>>>>>

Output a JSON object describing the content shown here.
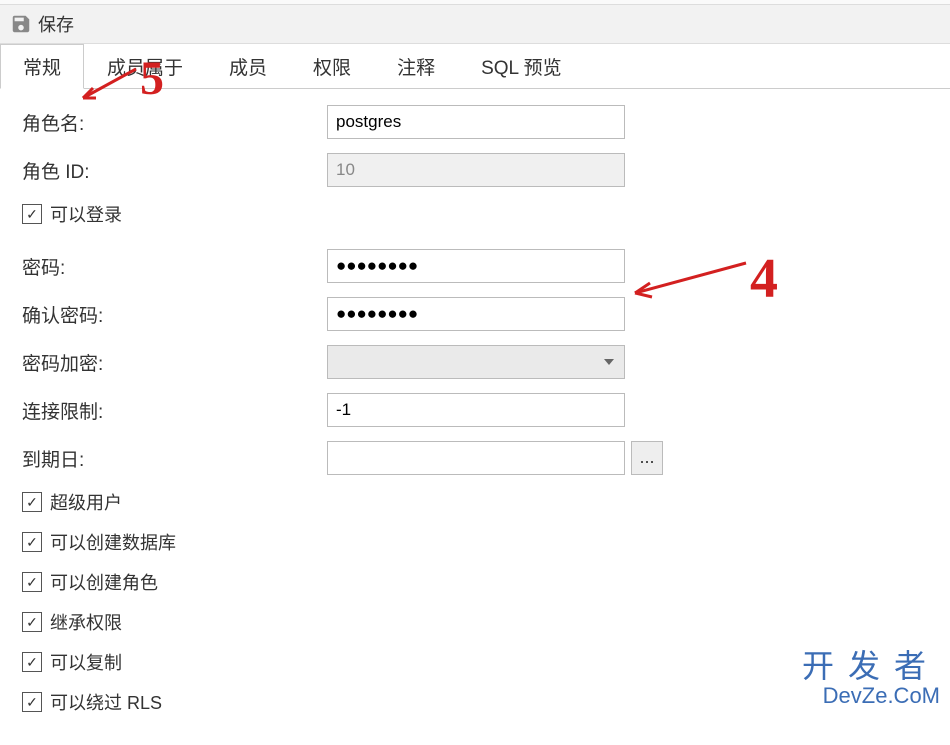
{
  "toolbar": {
    "save_label": "保存"
  },
  "tabs": {
    "general": "常规",
    "member_of": "成员属于",
    "members": "成员",
    "privileges": "权限",
    "comment": "注释",
    "sql_preview": "SQL 预览"
  },
  "form": {
    "role_name_label": "角色名:",
    "role_name_value": "postgres",
    "role_id_label": "角色 ID:",
    "role_id_value": "10",
    "can_login_label": "可以登录",
    "password_label": "密码:",
    "password_value": "●●●●●●●●",
    "confirm_password_label": "确认密码:",
    "confirm_password_value": "●●●●●●●●",
    "password_encryption_label": "密码加密:",
    "password_encryption_value": "",
    "connection_limit_label": "连接限制:",
    "connection_limit_value": "-1",
    "expiry_date_label": "到期日:",
    "expiry_date_value": "",
    "more_button": "...",
    "superuser_label": "超级用户",
    "can_create_db_label": "可以创建数据库",
    "can_create_role_label": "可以创建角色",
    "inherit_label": "继承权限",
    "can_replicate_label": "可以复制",
    "bypass_rls_label": "可以绕过 RLS"
  },
  "annotations": {
    "five": "5",
    "four": "4"
  },
  "watermark": {
    "line1": "开发者",
    "line2": "DevZe.CoM"
  }
}
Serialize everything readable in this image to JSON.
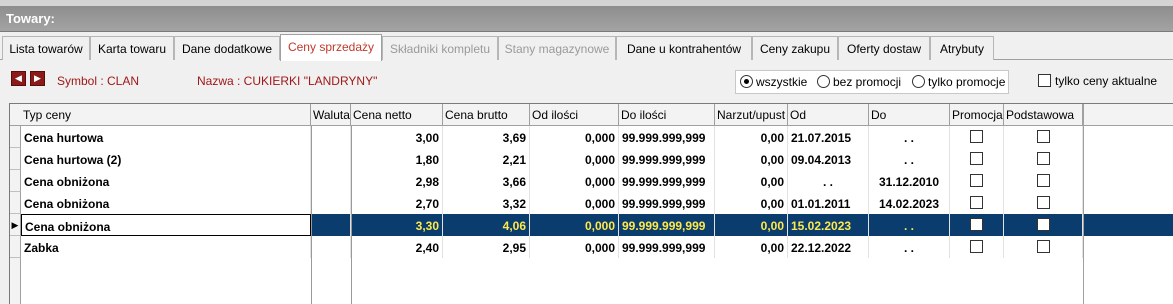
{
  "window": {
    "title": "Towary:"
  },
  "tabs": [
    {
      "label": "Lista towarów",
      "state": "normal"
    },
    {
      "label": "Karta towaru",
      "state": "normal"
    },
    {
      "label": "Dane dodatkowe",
      "state": "normal"
    },
    {
      "label": "Ceny sprzedaży",
      "state": "active"
    },
    {
      "label": "Składniki kompletu",
      "state": "disabled"
    },
    {
      "label": "Stany magazynowe",
      "state": "disabled"
    },
    {
      "label": "Dane u kontrahentów",
      "state": "normal"
    },
    {
      "label": "Ceny zakupu",
      "state": "normal"
    },
    {
      "label": "Oferty dostaw",
      "state": "normal"
    },
    {
      "label": "Atrybuty",
      "state": "normal"
    }
  ],
  "toolbar": {
    "prev_icon": "◀",
    "next_icon": "▶",
    "symbol_label": "Symbol : CLAN",
    "nazwa_label": "Nazwa : CUKIERKI \"LANDRYNY\"",
    "filter_options": [
      {
        "label": "wszystkie",
        "selected": true
      },
      {
        "label": "bez promocji",
        "selected": false
      },
      {
        "label": "tylko promocje",
        "selected": false
      }
    ],
    "aktualne_label": "tylko ceny aktualne",
    "aktualne_checked": false
  },
  "grid": {
    "columns": [
      "Typ ceny",
      "Waluta",
      "Cena netto",
      "Cena brutto",
      "Od ilości",
      "Do ilości",
      "Narzut/upust",
      "Od",
      "Do",
      "Promocja",
      "Podstawowa"
    ],
    "rows": [
      {
        "typ": "Cena hurtowa",
        "waluta": "",
        "netto": "3,00",
        "brutto": "3,69",
        "od_ilosci": "0,000",
        "do_ilosci": "99.999.999,999",
        "narzut": "0,00",
        "od": "21.07.2015",
        "do": ". .",
        "promocja": false,
        "podstawowa": false,
        "selected": false
      },
      {
        "typ": "Cena hurtowa (2)",
        "waluta": "",
        "netto": "1,80",
        "brutto": "2,21",
        "od_ilosci": "0,000",
        "do_ilosci": "99.999.999,999",
        "narzut": "0,00",
        "od": "09.04.2013",
        "do": ". .",
        "promocja": false,
        "podstawowa": false,
        "selected": false
      },
      {
        "typ": "Cena obniżona",
        "waluta": "",
        "netto": "2,98",
        "brutto": "3,66",
        "od_ilosci": "0,000",
        "do_ilosci": "99.999.999,999",
        "narzut": "0,00",
        "od": ". .",
        "do": "31.12.2010",
        "promocja": false,
        "podstawowa": false,
        "selected": false
      },
      {
        "typ": "Cena obniżona",
        "waluta": "",
        "netto": "2,70",
        "brutto": "3,32",
        "od_ilosci": "0,000",
        "do_ilosci": "99.999.999,999",
        "narzut": "0,00",
        "od": "01.01.2011",
        "do": "14.02.2023",
        "promocja": false,
        "podstawowa": false,
        "selected": false
      },
      {
        "typ": "Cena obniżona",
        "waluta": "",
        "netto": "3,30",
        "brutto": "4,06",
        "od_ilosci": "0,000",
        "do_ilosci": "99.999.999,999",
        "narzut": "0,00",
        "od": "15.02.2023",
        "do": ". .",
        "promocja": false,
        "podstawowa": false,
        "selected": true
      },
      {
        "typ": "Zabka",
        "waluta": "",
        "netto": "2,40",
        "brutto": "2,95",
        "od_ilosci": "0,000",
        "do_ilosci": "99.999.999,999",
        "narzut": "0,00",
        "od": "22.12.2022",
        "do": ". .",
        "promocja": false,
        "podstawowa": false,
        "selected": false
      }
    ],
    "row_indicator_icon": "▶"
  },
  "colors": {
    "selection": "#0a3c6e",
    "highlight_text": "#ffe94a",
    "accent_red": "#a01818"
  }
}
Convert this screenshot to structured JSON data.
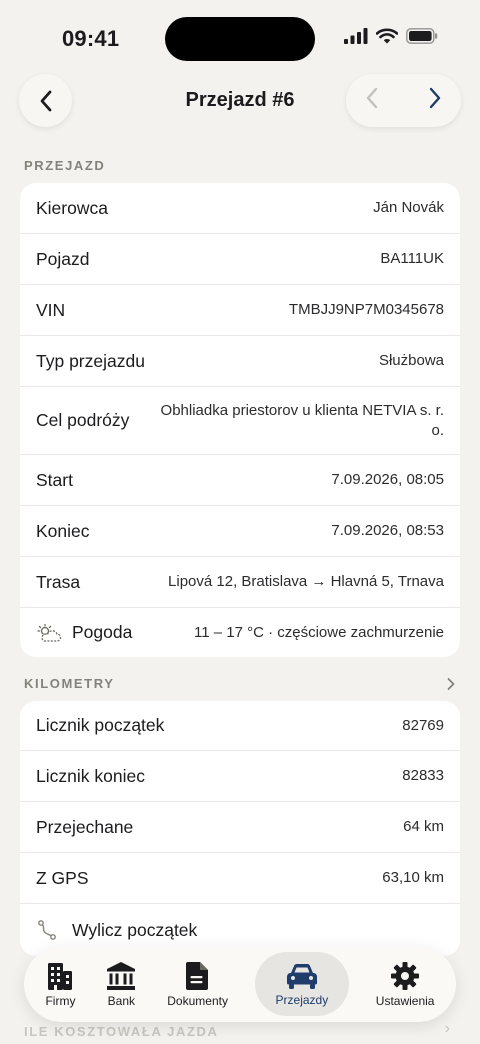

<<<<<

■ TASK PROMPT
Return the listing above word for word, with the pictures removed.

■ CORRECT RESULT
Output a JSON object describing the content shown here.
{
  "toolbar": {
    "save_label": "保存"
  },
  "tabs": {
    "general": "常规",
    "member_of": "成员属于",
    "members": "成员",
    "privileges": "权限",
    "comment": "注释",
    "sql_preview": "SQL 预览"
  },
  "form": {
    "role_name_label": "角色名:",
    "role_name_value": "postgres",
    "role_id_label": "角色 ID:",
    "role_id_value": "10",
    "can_login_label": "可以登录",
    "password_label": "密码:",
    "password_value": "●●●●●●●●",
    "confirm_password_label": "确认密码:",
    "confirm_password_value": "●●●●●●●●",
    "password_encryption_label": "密码加密:",
    "password_encryption_value": "",
    "connection_limit_label": "连接限制:",
    "connection_limit_value": "-1",
    "expiry_date_label": "到期日:",
    "expiry_date_value": "",
    "more_button": "...",
    "superuser_label": "超级用户",
    "can_create_db_label": "可以创建数据库",
    "can_create_role_label": "可以创建角色",
    "inherit_label": "继承权限",
    "can_replicate_label": "可以复制",
    "bypass_rls_label": "可以绕过 RLS"
  },
  "annotations": {
    "five": "5",
    "four": "4"
  },
  "watermark": {
    "line1": "开发者",
    "line2": "DevZe.CoM"
  }
}
Serialize everything readable in this image to JSON.
{
  "window": {
    "title": "Towary:"
  },
  "tabs": [
    {
      "label": "Lista towarów",
      "state": "normal"
    },
    {
      "label": "Karta towaru",
      "state": "normal"
    },
    {
      "label": "Dane dodatkowe",
      "state": "normal"
    },
    {
      "label": "Ceny sprzedaży",
      "state": "active"
    },
    {
      "label": "Składniki kompletu",
      "state": "disabled"
    },
    {
      "label": "Stany magazynowe",
      "state": "disabled"
    },
    {
      "label": "Dane u kontrahentów",
      "state": "normal"
    },
    {
      "label": "Ceny zakupu",
      "state": "normal"
    },
    {
      "label": "Oferty dostaw",
      "state": "normal"
    },
    {
      "label": "Atrybuty",
      "state": "normal"
    }
  ],
  "toolbar": {
    "prev_icon": "◀",
    "next_icon": "▶",
    "symbol_label": "Symbol : CLAN",
    "nazwa_label": "Nazwa : CUKIERKI \"LANDRYNY\"",
    "filter_options": [
      {
        "label": "wszystkie",
        "selected": true
      },
      {
        "label": "bez promocji",
        "selected": false
      },
      {
        "label": "tylko promocje",
        "selected": false
      }
    ],
    "aktualne_label": "tylko ceny aktualne",
    "aktualne_checked": false
  },
  "grid": {
    "columns": [
      "Typ ceny",
      "Waluta",
      "Cena netto",
      "Cena brutto",
      "Od ilości",
      "Do ilości",
      "Narzut/upust",
      "Od",
      "Do",
      "Promocja",
      "Podstawowa"
    ],
    "rows": [
      {
        "typ": "Cena hurtowa",
        "waluta": "",
        "netto": "3,00",
        "brutto": "3,69",
        "od_ilosci": "0,000",
        "do_ilosci": "99.999.999,999",
        "narzut": "0,00",
        "od": "21.07.2015",
        "do": ". .",
        "promocja": false,
        "podstawowa": false,
        "selected": false
      },
      {
        "typ": "Cena hurtowa (2)",
        "waluta": "",
        "netto": "1,80",
        "brutto": "2,21",
        "od_ilosci": "0,000",
        "do_ilosci": "99.999.999,999",
        "narzut": "0,00",
        "od": "09.04.2013",
        "do": ". .",
        "promocja": false,
        "podstawowa": false,
        "selected": false
      },
      {
        "typ": "Cena obniżona",
        "waluta": "",
        "netto": "2,98",
        "brutto": "3,66",
        "od_ilosci": "0,000",
        "do_ilosci": "99.999.999,999",
        "narzut": "0,00",
        "od": ". .",
        "do": "31.12.2010",
        "promocja": false,
        "podstawowa": false,
        "selected": false
      },
      {
        "typ": "Cena obniżona",
        "waluta": "",
        "netto": "2,70",
        "brutto": "3,32",
        "od_ilosci": "0,000",
        "do_ilosci": "99.999.999,999",
        "narzut": "0,00",
        "od": "01.01.2011",
        "do": "14.02.2023",
        "promocja": false,
        "podstawowa": false,
        "selected": false
      },
      {
        "typ": "Cena obniżona",
        "waluta": "",
        "netto": "3,30",
        "brutto": "4,06",
        "od_ilosci": "0,000",
        "do_ilosci": "99.999.999,999",
        "narzut": "0,00",
        "od": "15.02.2023",
        "do": ". .",
        "promocja": false,
        "podstawowa": false,
        "selected": true
      },
      {
        "typ": "Zabka",
        "waluta": "",
        "netto": "2,40",
        "brutto": "2,95",
        "od_ilosci": "0,000",
        "do_ilosci": "99.999.999,999",
        "narzut": "0,00",
        "od": "22.12.2022",
        "do": ". .",
        "promocja": false,
        "podstawowa": false,
        "selected": false
      }
    ],
    "row_indicator_icon": "▶"
  },
  "colors": {
    "selection": "#0a3c6e",
    "highlight_text": "#ffe94a",
    "accent_red": "#a01818"
  }
}
Convert this screenshot to structured JSON data.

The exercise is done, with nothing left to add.